» **What you have to do**: Work through the data line by line, gathering every line that has the word "Stearate".
## begin Task material
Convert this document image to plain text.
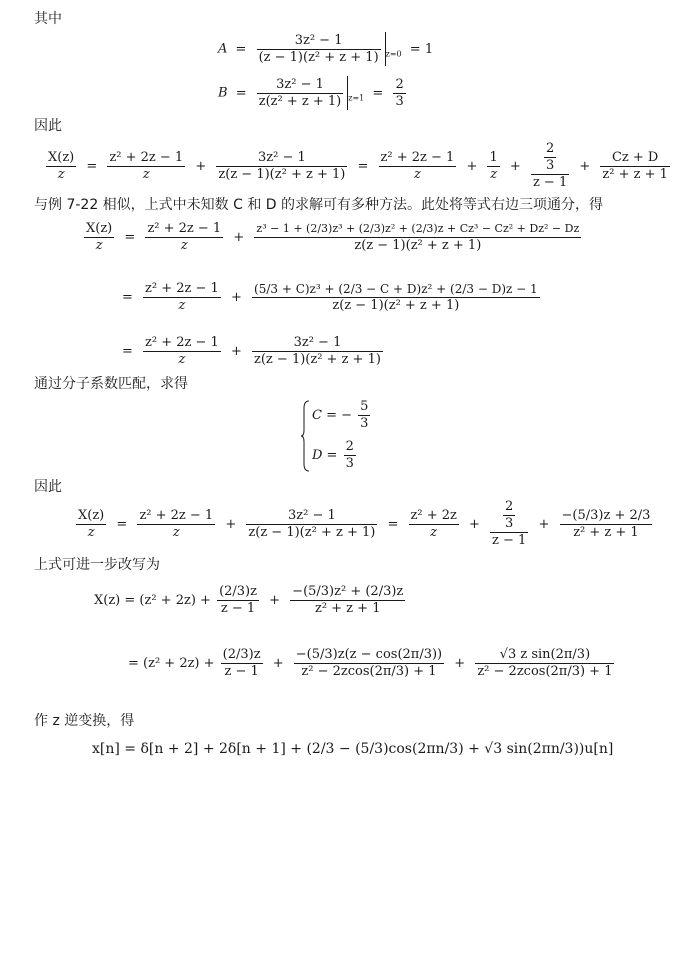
其中
$A = \frac{\text{3z² − 1}}{\text{(z − 1)(z² + z + 1)}} _{z=0} = 1$
$B = \frac{\text{3z² − 1}}{\text{z(z² + z + 1)}} _{z=1} = \frac{2}{3}$
因此
$\frac{X(z)}{z} = \frac{\text{z² + 2z − 1}}{z} + \frac{\text{3z² − 1}}{\text{z(z − 1)(z² + z + 1)}} = \frac{\text{z² + 2z − 1}}{z} + \frac{1}{z} + \frac{\frac{2}{3}}{z - 1} + \frac{Cz + D}{\text{z² + z + 1}}$
与例 7-22 相似，上式中未知数 C 和 D 的求解可有多种方法。此处将等式右边三项通分，得
$\frac{X(z)}{z} = \frac{\text{z² + 2z − 1}}{z} + \frac{\text{z³ − 1 + (2/3)z³ + (2/3)z² + (2/3)z + Cz³ − Cz² + Dz² − Dz}}{\text{z(z − 1)(z² + z + 1)}}$
= $\frac{\text{z² + 2z − 1}}{z} + \frac{\text{(5/3 + C)z³ + (2/3 − C + D)z² + (2/3 − D)z − 1}}{\text{z(z − 1)(z² + z + 1)}}$
= $\frac{\text{z² + 2z − 1}}{z} + \frac{\text{3z² − 1}}{\text{z(z − 1)(z² + z + 1)}}$
通过分子系数匹配，求得
C = − $\frac{5}{3}$
$D = \frac{2}{3}$
因此
$\frac{X(z)}{z} = \frac{\text{z² + 2z − 1}}{z} + \frac{\text{3z² − 1}}{\text{z(z − 1)(z² + z + 1)}} = \frac{\text{z² + 2z}}{z} + \frac{\frac{2}{3}}{z - 1} + \frac{-(5/3)z + 2/3}{\text{z² + z + 1}}$
上式可进一步改写为
$X(z) = (z^2 + 2z) + \frac{(2/3)z}{z - 1} + \frac{\text{−(5/3)z² + (2/3)z}}{\text{z² + z + 1}}$
= $(z^2 + 2z) + \frac{(2/3)z}{z - 1} + \frac{-(5/3)z(z - \cos(2\pi/3))}{\text{z² − 2zcos(2π/3) + 1}} + \frac{\text{√3 z sin(2π/3)}}{\text{z² − 2zcos(2π/3) + 1}}$
作 z 逆变换，得
x[n] = δ[n + 2] + 2δ[n + 1] + (2/3 − (5/3)cos(2πn/3) + √3 sin(2πn/3))u[n]
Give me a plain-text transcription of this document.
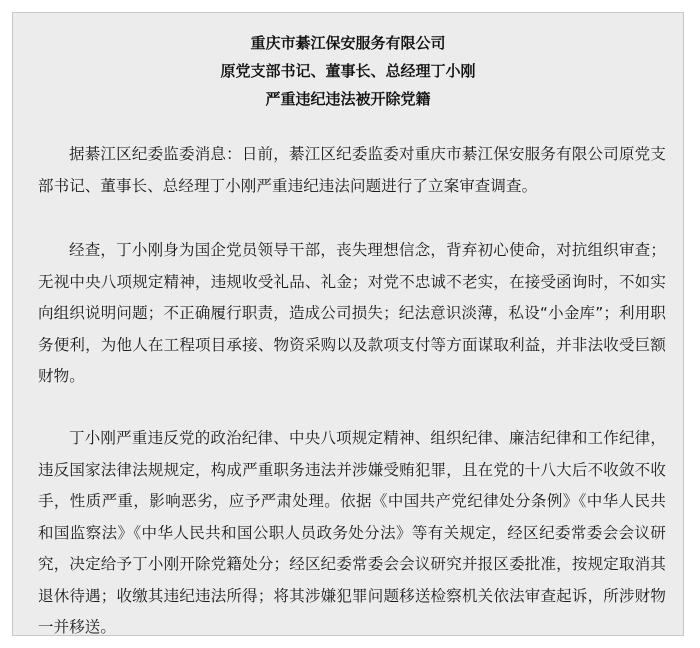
重庆市綦江保安服务有限公司
原党支部书记、董事长、总经理丁小刚
严重违纪违法被开除党籍

据綦江区纪委监委消息：日前，綦江区纪委监委对重庆市綦江保安服务有限公司原党支部书记、董事长、总经理丁小刚严重违纪违法问题进行了立案审查调查。

经查，丁小刚身为国企党员领导干部，丧失理想信念，背弃初心使命，对抗组织审查；无视中央八项规定精神，违规收受礼品、礼金；对党不忠诚不老实，在接受函询时，不如实向组织说明问题；不正确履行职责，造成公司损失；纪法意识淡薄，私设“小金库”；利用职务便利，为他人在工程项目承接、物资采购以及款项支付等方面谋取利益，并非法收受巨额财物。

丁小刚严重违反党的政治纪律、中央八项规定精神、组织纪律、廉洁纪律和工作纪律，违反国家法律法规规定，构成严重职务违法并涉嫌受贿犯罪，且在党的十八大后不收敛不收手，性质严重，影响恶劣，应予严肃处理。依据《中国共产党纪律处分条例》《中华人民共和国监察法》《中华人民共和国公职人员政务处分法》等有关规定，经区纪委常委会会议研究，决定给予丁小刚开除党籍处分；经区纪委常委会会议研究并报区委批准，按规定取消其退休待遇；收缴其违纪违法所得；将其涉嫌犯罪问题移送检察机关依法审查起诉，所涉财物一并移送。
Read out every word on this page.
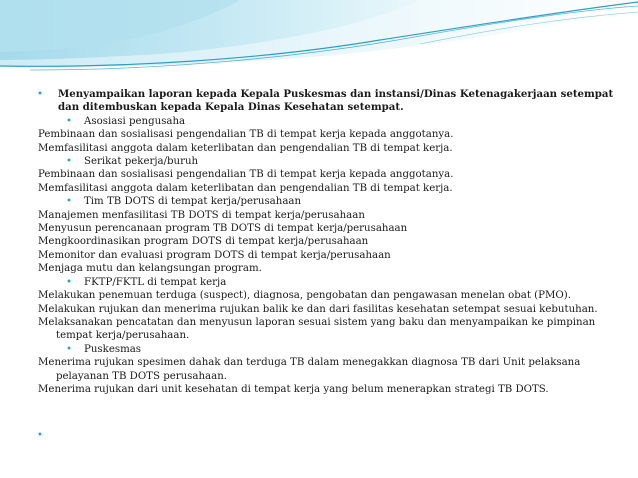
• Menyampaikan laporan kepada Kepala Puskesmas dan instansi/Dinas Ketenagakerjaan setempat dan ditembuskan kepada Kepala Dinas Kesehatan setempat.
• Asosiasi pengusaha
Pembinaan dan sosialisasi pengendalian TB di tempat kerja kepada anggotanya.
Memfasilitasi anggota dalam keterlibatan dan pengendalian TB di tempat kerja.
• Serikat pekerja/buruh
Pembinaan dan sosialisasi pengendalian TB di tempat kerja kepada anggotanya.
Memfasilitasi anggota dalam keterlibatan dan pengendalian TB di tempat kerja.
• Tim TB DOTS di tempat kerja/perusahaan
Manajemen menfasilitasi TB DOTS di tempat kerja/perusahaan
Menyusun perencanaan program TB DOTS di tempat kerja/perusahaan
Mengkoordinasikan program DOTS di tempat kerja/perusahaan
Memonitor dan evaluasi program DOTS di tempat kerja/perusahaan
Menjaga mutu dan kelangsungan program.
• FKTP/FKTL di tempat kerja
Melakukan penemuan terduga (suspect), diagnosa, pengobatan dan pengawasan menelan obat (PMO).
Melakukan rujukan dan menerima rujukan balik ke dan dari fasilitas kesehatan setempat sesuai kebutuhan.
Melaksanakan pencatatan dan menyusun laporan sesuai sistem yang baku dan menyampaikan ke pimpinan tempat kerja/perusahaan.
• Puskesmas
Menerima rujukan spesimen dahak dan terduga TB dalam menegakkan diagnosa TB dari Unit pelaksana pelayanan TB DOTS perusahaan.
Menerima rujukan dari unit kesehatan di tempat kerja yang belum menerapkan strategi TB DOTS.
•
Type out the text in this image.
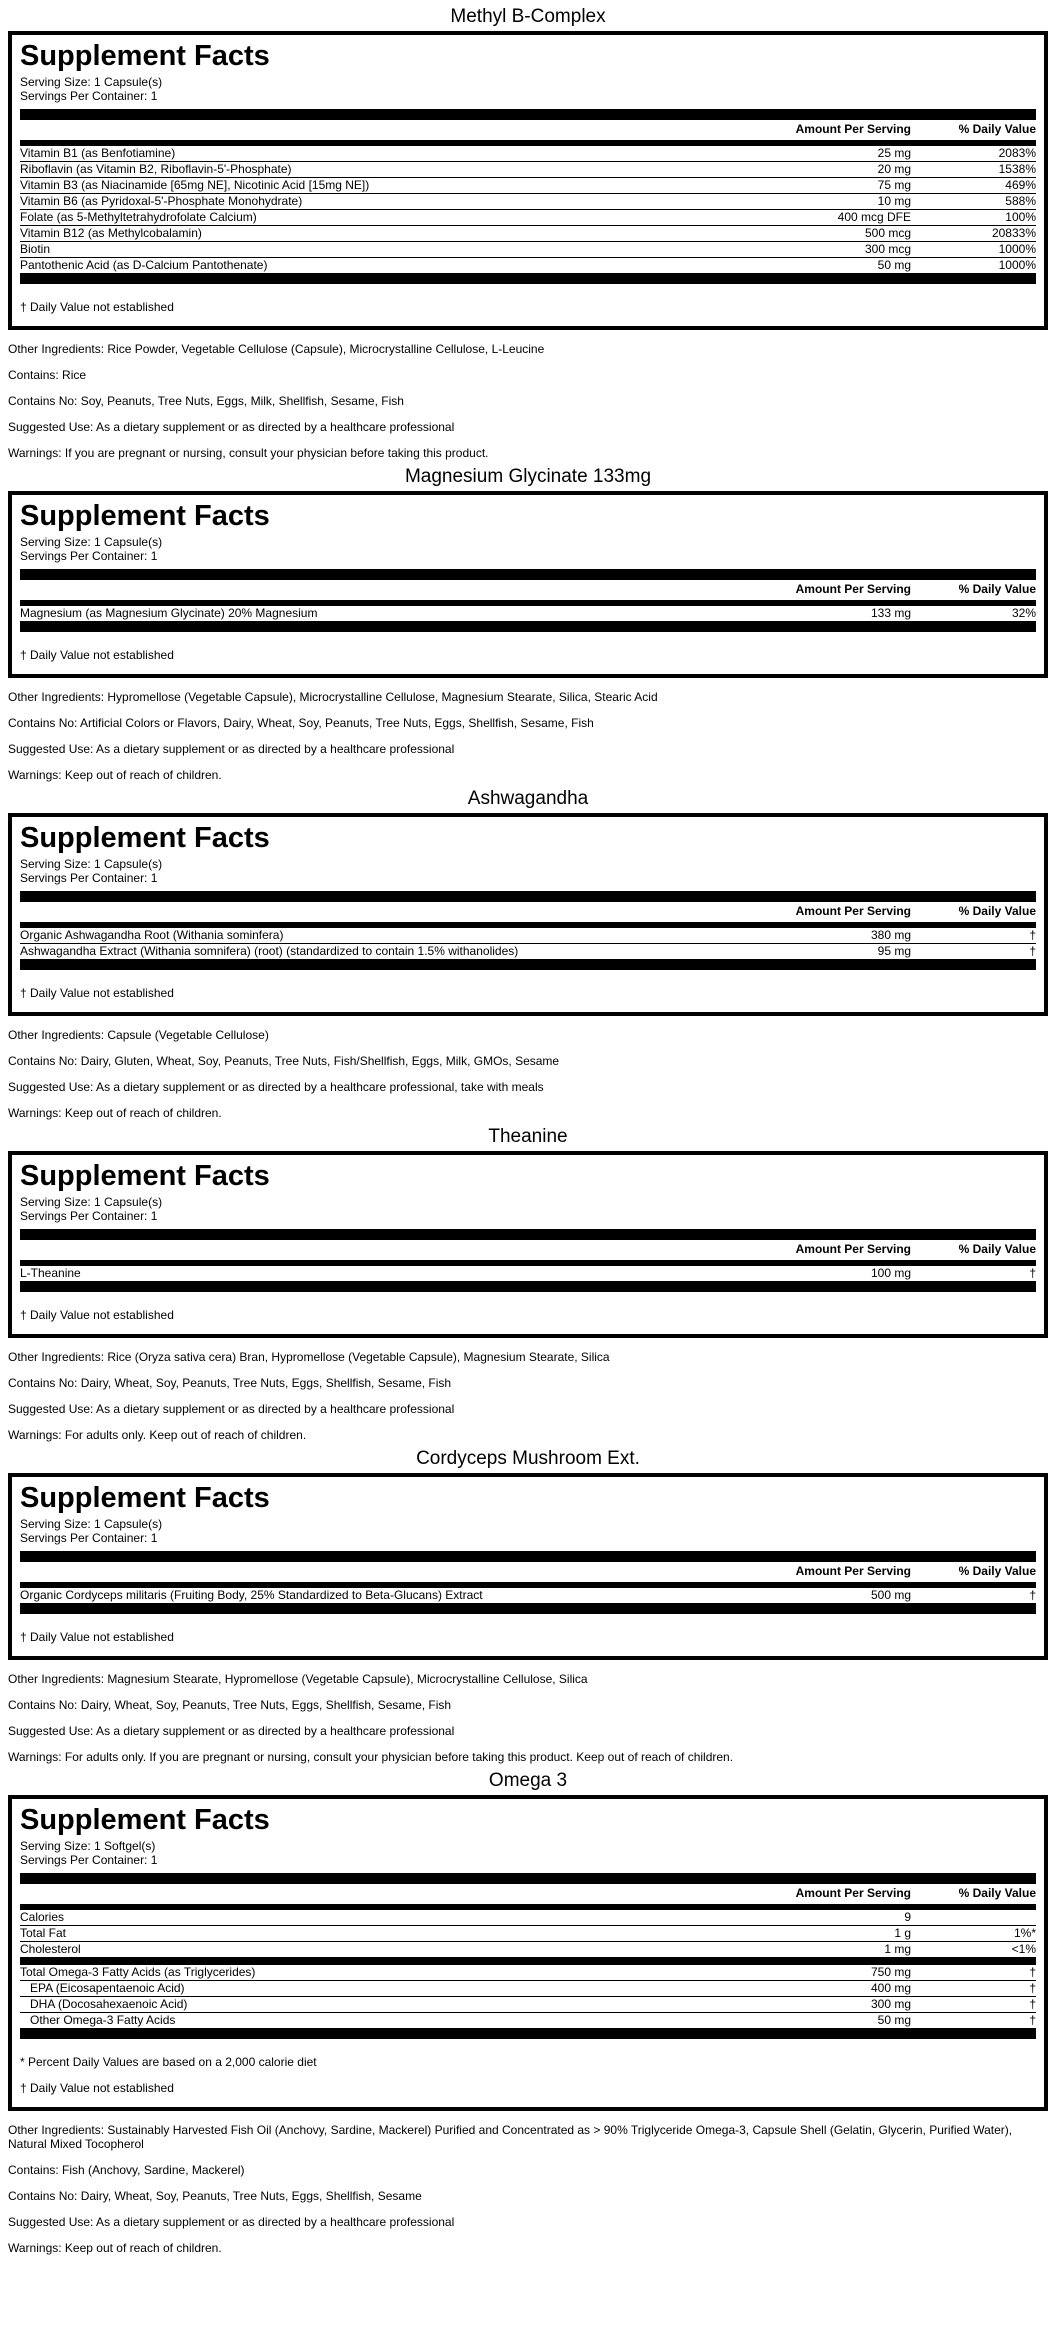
Methyl B-Complex
Supplement Facts
Serving Size: 1 Capsule(s)
Servings Per Container: 1
Amount Per Serving	% Daily Value
Vitamin B1 (as Benfotiamine)	25 mg	2083%
Riboflavin (as Vitamin B2, Riboflavin-5'-Phosphate)	20 mg	1538%
Vitamin B3 (as Niacinamide [65mg NE], Nicotinic Acid [15mg NE])	75 mg	469%
Vitamin B6 (as Pyridoxal-5'-Phosphate Monohydrate)	10 mg	588%
Folate (as 5-Methyltetrahydrofolate Calcium)	400 mcg DFE	100%
Vitamin B12 (as Methylcobalamin)	500 mcg	20833%
Biotin	300 mcg	1000%
Pantothenic Acid (as D-Calcium Pantothenate)	50 mg	1000%
† Daily Value not established

Other Ingredients: Rice Powder, Vegetable Cellulose (Capsule), Microcrystalline Cellulose, L-Leucine

Contains: Rice

Contains No: Soy, Peanuts, Tree Nuts, Eggs, Milk, Shellfish, Sesame, Fish

Suggested Use: As a dietary supplement or as directed by a healthcare professional

Warnings: If you are pregnant or nursing, consult your physician before taking this product.

Magnesium Glycinate 133mg
Supplement Facts
Serving Size: 1 Capsule(s)
Servings Per Container: 1
Amount Per Serving	% Daily Value
Magnesium (as Magnesium Glycinate) 20% Magnesium	133 mg	32%
† Daily Value not established

Other Ingredients: Hypromellose (Vegetable Capsule), Microcrystalline Cellulose, Magnesium Stearate, Silica, Stearic Acid

Contains No: Artificial Colors or Flavors, Dairy, Wheat, Soy, Peanuts, Tree Nuts, Eggs, Shellfish, Sesame, Fish

Suggested Use: As a dietary supplement or as directed by a healthcare professional

Warnings: Keep out of reach of children.

Ashwagandha
Supplement Facts
Serving Size: 1 Capsule(s)
Servings Per Container: 1
Amount Per Serving	% Daily Value
Organic Ashwagandha Root (Withania sominfera)	380 mg	†
Ashwagandha Extract (Withania somnifera) (root) (standardized to contain 1.5% withanolides)	95 mg	†
† Daily Value not established

Other Ingredients: Capsule (Vegetable Cellulose)

Contains No: Dairy, Gluten, Wheat, Soy, Peanuts, Tree Nuts, Fish/Shellfish, Eggs, Milk, GMOs, Sesame

Suggested Use: As a dietary supplement or as directed by a healthcare professional, take with meals

Warnings: Keep out of reach of children.

Theanine
Supplement Facts
Serving Size: 1 Capsule(s)
Servings Per Container: 1
Amount Per Serving	% Daily Value
L-Theanine	100 mg	†
† Daily Value not established

Other Ingredients: Rice (Oryza sativa cera) Bran, Hypromellose (Vegetable Capsule), Magnesium Stearate, Silica

Contains No: Dairy, Wheat, Soy, Peanuts, Tree Nuts, Eggs, Shellfish, Sesame, Fish

Suggested Use: As a dietary supplement or as directed by a healthcare professional

Warnings: For adults only. Keep out of reach of children.

Cordyceps Mushroom Ext.
Supplement Facts
Serving Size: 1 Capsule(s)
Servings Per Container: 1
Amount Per Serving	% Daily Value
Organic Cordyceps militaris (Fruiting Body, 25% Standardized to Beta-Glucans) Extract	500 mg	†
† Daily Value not established

Other Ingredients: Magnesium Stearate, Hypromellose (Vegetable Capsule), Microcrystalline Cellulose, Silica

Contains No: Dairy, Wheat, Soy, Peanuts, Tree Nuts, Eggs, Shellfish, Sesame, Fish

Suggested Use: As a dietary supplement or as directed by a healthcare professional

Warnings: For adults only. If you are pregnant or nursing, consult your physician before taking this product. Keep out of reach of children.

Omega 3
Supplement Facts
Serving Size: 1 Softgel(s)
Servings Per Container: 1
Amount Per Serving	% Daily Value
Calories	9
Total Fat	1 g	1%*
Cholesterol	1 mg	<1%
Total Omega-3 Fatty Acids (as Triglycerides)	750 mg	†
EPA (Eicosapentaenoic Acid)	400 mg	†
DHA (Docosahexaenoic Acid)	300 mg	†
Other Omega-3 Fatty Acids	50 mg	†
* Percent Daily Values are based on a 2,000 calorie diet
† Daily Value not established

Other Ingredients: Sustainably Harvested Fish Oil (Anchovy, Sardine, Mackerel) Purified and Concentrated as > 90% Triglyceride Omega-3, Capsule Shell (Gelatin, Glycerin, Purified Water), Natural Mixed Tocopherol

Contains: Fish (Anchovy, Sardine, Mackerel)

Contains No: Dairy, Wheat, Soy, Peanuts, Tree Nuts, Eggs, Shellfish, Sesame

Suggested Use: As a dietary supplement or as directed by a healthcare professional

Warnings: Keep out of reach of children.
## end Task material
» **Right answer**:
Other Ingredients: Hypromellose (Vegetable Capsule), Microcrystalline Cellulose, Magnesium Stearate, Silica, Stearic Acid
Other Ingredients: Rice (Oryza sativa cera) Bran, Hypromellose (Vegetable Capsule), Magnesium Stearate, Silica
Other Ingredients: Magnesium Stearate, Hypromellose (Vegetable Capsule), Microcrystalline Cellulose, Silica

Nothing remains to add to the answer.